==== Dataset records ====

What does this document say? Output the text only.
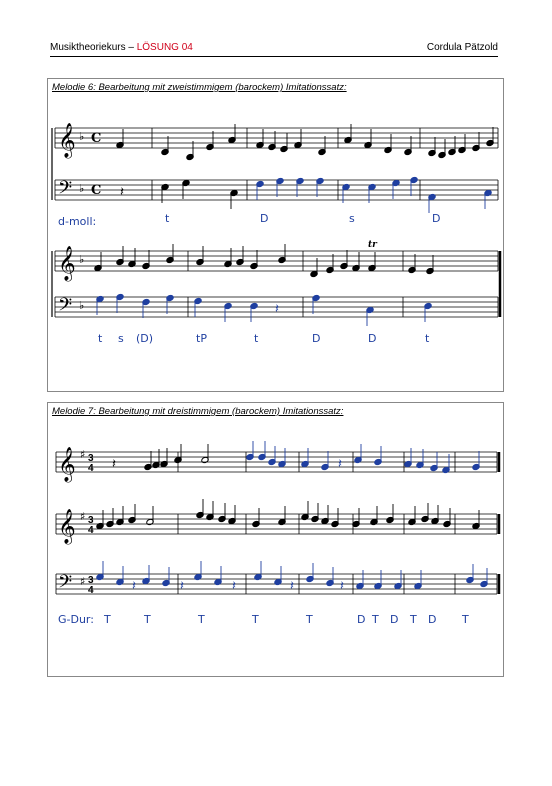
Musiktheoriekurs – LÖSUNG 04	Cordula Pätzold
Melodie 6: Bearbeitung mit zweistimmigem (barockem) Imitationssatz:
Melodie 7: Bearbeitung mit dreistimmigem (barockem) Imitationssatz:
𝄞
𝄢
♭
♭
C
C
𝄞
𝄢
♭
♭
𝄞 ♯ 3
4
𝄞 ♯ 3
4
𝄢 ♯ 3
4
𝄽
tr
𝄽
𝄽	𝄽
𝄽	𝄽	𝄽	𝄽	𝄽
d-moll:	t	D	s	D
t s (D)	tP	t	D	D	t
G-Dur: T	T	T	T	T	D T D T D T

====

Copy out the entries verbatim and leave the images out.

What does this document say? Output the text only.
Musiktheoriekurs – LÖSUNG 04	Cordula Pätzold
Melodie 6: Bearbeitung mit zweistimmigem (barockem) Imitationssatz:
Melodie 7: Bearbeitung mit dreistimmigem (barockem) Imitationssatz:
𝄞
𝄢
♭
♭
C
C
𝄞
𝄢
♭
♭
𝄞 ♯ 3
4
𝄞 ♯ 3
4
𝄢 ♯ 3
4
𝄽
tr
𝄽
𝄽	𝄽
𝄽	𝄽	𝄽	𝄽	𝄽
d-moll:	t	D	s	D
t s (D)	tP	t	D	D	t
G-Dur: T	T	T	T	T	D T D T D T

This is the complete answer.